_Selection:_
Non-combat Encounters in RPG’s

Non-combat encounters in RPG’s… Don’t make encounters about “combat”. What are our thoughts on that? Asks Sky. Create an encounter, it’s up to the players if they make it combat-based…but not always. We also touch on resolving the encounter, typically social in nature.


Survey to gauge interest in playing online with Brett, Sean and other BS’ers is up! Last week to complete. Will close it down at end of March 2020.

Random Encounter

Charlie emails us about his ideal game group

My ideal gaming group is six Jeffs that are completely wired on caffeine and fired up about politics.  What could possibly go wrong?

—Charlie Benson

Frank writes in about innovations in RPG’s

I loved the episode about games catching up with technology. I’ve been very interested in how to use technology to make gaming at the table top easier and more exciting. Way back in 2015 I was experimenting with the multimedia and interactive capabilities of Adobe Acrobat. V programming is actually very easy, anyone who publishes PDFs with layers should know how to quickly and easily create an interactive PDF. I find it a little surprising still that not too many publishers and designers take advantage of this media, but then again maybe it’s not so shocking since many publishers still don’t include digital bookmarks in their PDFs. Attached is a proof of concept that I created in 2015. It’s only a small 3 room one page dungeon and it only shows a fraction of what is possible, but I think it still shows where we can go with this medium. I think you may have inspired me to look into this idea once again.



Edwin Nagy who does some work for Frog God Games emails us about innovation in RPG’s


I suspect this episode was just a ploy to get all the publishers to send you free copies of the cool shit we’re doing.  This (link below) is Death & Taxes from 2016 with a clickable map AND back buttons. It was a pain in the ass, time-consuming, and probably only the right answer for a small percentage of a small market.  RPGs have so many varieties that making a chassis for general use is gonna be a tough one. Even trying to do relatively simple seeming innovation like selling an adventure through Roll20 is a challenge once you step outside the narrow confines of a traditionally-presented dungeon delve.  Think about the DCC maps and how they work on a VTT— we have the same issue. For fancy PDFs, as you know, there are so many platforms and the market is so small that we’d really be looking at is making a custom book for each customer. Even just selling digital maps for VTTs, we get lots of customers asking if we can just change this one thing so it fits their particular play style (and we tend to do it.)  It’ll happen. Video game companies have figured out how to release games on seventeen different platforms. Eventually we may gain access to those tools.

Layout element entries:

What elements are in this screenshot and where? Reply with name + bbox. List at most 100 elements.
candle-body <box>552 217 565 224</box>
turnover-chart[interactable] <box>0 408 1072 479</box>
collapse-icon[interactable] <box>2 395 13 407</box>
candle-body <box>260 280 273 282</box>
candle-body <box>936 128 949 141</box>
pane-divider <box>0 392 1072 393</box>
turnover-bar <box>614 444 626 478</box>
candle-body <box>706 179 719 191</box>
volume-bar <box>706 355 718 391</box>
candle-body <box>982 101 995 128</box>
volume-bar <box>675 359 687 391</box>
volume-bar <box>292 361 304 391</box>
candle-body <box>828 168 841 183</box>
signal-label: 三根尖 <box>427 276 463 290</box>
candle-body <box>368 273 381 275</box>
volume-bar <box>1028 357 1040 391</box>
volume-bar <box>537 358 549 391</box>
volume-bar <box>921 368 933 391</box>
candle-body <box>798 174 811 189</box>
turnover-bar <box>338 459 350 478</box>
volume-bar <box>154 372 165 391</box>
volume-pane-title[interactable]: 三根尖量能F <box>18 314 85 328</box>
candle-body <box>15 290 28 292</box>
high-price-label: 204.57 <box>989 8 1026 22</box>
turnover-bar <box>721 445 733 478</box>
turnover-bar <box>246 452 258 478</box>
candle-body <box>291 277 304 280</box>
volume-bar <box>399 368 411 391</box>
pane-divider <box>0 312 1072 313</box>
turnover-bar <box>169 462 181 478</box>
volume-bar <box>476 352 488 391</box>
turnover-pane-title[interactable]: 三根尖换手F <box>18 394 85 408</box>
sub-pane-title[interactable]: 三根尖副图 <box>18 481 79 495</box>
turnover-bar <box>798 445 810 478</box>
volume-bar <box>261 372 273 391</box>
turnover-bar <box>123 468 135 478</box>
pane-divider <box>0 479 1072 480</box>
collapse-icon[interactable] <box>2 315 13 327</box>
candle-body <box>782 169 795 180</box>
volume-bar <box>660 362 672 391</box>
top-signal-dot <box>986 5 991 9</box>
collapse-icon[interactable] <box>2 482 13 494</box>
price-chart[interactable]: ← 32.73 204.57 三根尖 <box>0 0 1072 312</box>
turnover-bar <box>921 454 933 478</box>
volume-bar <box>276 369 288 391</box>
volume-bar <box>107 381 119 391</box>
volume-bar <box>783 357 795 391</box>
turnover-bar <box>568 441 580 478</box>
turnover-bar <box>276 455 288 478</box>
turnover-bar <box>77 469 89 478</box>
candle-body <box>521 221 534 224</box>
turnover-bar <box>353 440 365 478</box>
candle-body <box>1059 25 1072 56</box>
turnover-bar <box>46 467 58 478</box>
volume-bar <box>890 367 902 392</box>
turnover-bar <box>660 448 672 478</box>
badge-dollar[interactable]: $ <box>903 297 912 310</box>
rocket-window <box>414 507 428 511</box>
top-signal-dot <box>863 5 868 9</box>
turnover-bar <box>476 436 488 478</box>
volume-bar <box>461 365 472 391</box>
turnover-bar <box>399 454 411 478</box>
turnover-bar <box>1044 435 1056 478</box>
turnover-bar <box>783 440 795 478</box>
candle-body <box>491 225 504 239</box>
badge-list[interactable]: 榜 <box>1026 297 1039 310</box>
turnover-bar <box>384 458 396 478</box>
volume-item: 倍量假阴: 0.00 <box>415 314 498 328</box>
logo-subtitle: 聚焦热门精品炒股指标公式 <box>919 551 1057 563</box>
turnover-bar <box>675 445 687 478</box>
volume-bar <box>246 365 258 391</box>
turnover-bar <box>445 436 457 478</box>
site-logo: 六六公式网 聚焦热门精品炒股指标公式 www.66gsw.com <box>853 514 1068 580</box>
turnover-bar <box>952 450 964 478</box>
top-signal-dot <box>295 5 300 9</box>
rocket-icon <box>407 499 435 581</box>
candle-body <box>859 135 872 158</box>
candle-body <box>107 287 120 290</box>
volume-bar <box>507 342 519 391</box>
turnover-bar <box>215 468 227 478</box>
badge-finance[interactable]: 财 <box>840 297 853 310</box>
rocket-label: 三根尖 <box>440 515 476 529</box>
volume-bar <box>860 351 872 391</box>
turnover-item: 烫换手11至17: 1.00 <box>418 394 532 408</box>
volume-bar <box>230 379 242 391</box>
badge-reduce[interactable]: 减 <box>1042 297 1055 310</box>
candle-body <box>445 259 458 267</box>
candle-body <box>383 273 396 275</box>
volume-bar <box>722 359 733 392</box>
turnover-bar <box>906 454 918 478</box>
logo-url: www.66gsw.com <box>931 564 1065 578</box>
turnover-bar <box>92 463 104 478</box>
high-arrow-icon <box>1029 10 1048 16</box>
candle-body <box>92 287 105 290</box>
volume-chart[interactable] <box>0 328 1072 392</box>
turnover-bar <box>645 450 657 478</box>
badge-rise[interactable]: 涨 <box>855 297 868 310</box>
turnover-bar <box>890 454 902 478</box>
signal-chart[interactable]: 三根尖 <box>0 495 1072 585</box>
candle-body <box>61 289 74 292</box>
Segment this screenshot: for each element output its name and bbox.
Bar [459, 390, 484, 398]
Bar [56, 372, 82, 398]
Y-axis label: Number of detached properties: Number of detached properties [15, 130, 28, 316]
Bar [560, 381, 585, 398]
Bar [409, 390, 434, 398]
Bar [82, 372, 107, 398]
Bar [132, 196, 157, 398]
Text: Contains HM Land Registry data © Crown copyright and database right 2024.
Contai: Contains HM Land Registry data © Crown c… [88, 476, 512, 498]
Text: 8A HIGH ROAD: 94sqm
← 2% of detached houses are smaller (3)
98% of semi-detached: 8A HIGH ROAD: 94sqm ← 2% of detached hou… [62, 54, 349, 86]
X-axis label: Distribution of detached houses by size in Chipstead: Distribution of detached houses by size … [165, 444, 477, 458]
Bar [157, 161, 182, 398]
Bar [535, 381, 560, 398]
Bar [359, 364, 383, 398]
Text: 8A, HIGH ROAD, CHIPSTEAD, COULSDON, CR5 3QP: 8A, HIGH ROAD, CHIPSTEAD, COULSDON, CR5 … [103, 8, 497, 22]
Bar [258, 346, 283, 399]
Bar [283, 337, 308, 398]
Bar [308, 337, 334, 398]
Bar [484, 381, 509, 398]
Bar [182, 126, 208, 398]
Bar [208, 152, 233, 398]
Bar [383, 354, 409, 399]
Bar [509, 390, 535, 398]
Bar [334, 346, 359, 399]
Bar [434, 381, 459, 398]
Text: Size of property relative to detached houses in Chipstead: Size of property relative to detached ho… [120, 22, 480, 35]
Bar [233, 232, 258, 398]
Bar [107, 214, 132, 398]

_Challenges:_
(1) According to the non-combat encounters page, when will the survey about playing online close?
(2) Repeat the non-combat encounters page from "Non-combat encounters in RPG’s…" up to and including "of March 2020.".
This material stands apart from the non-combat encounters page.

_Solutions to the tasks:_
(1) At the end of March 2020.

(2)
Non-combat encounters in RPG’s… Don’t make encounters about “combat”. What are our thoughts on that? Asks Sky. Create an encounter, it’s up to the players if they make it combat-based…but not always. We also touch on resolving the encounter, typically social in nature.


Survey to gauge interest in playing online with Brett, Sean and other BS’ers is up! Last week to complete. Will close it down at end of March 2020.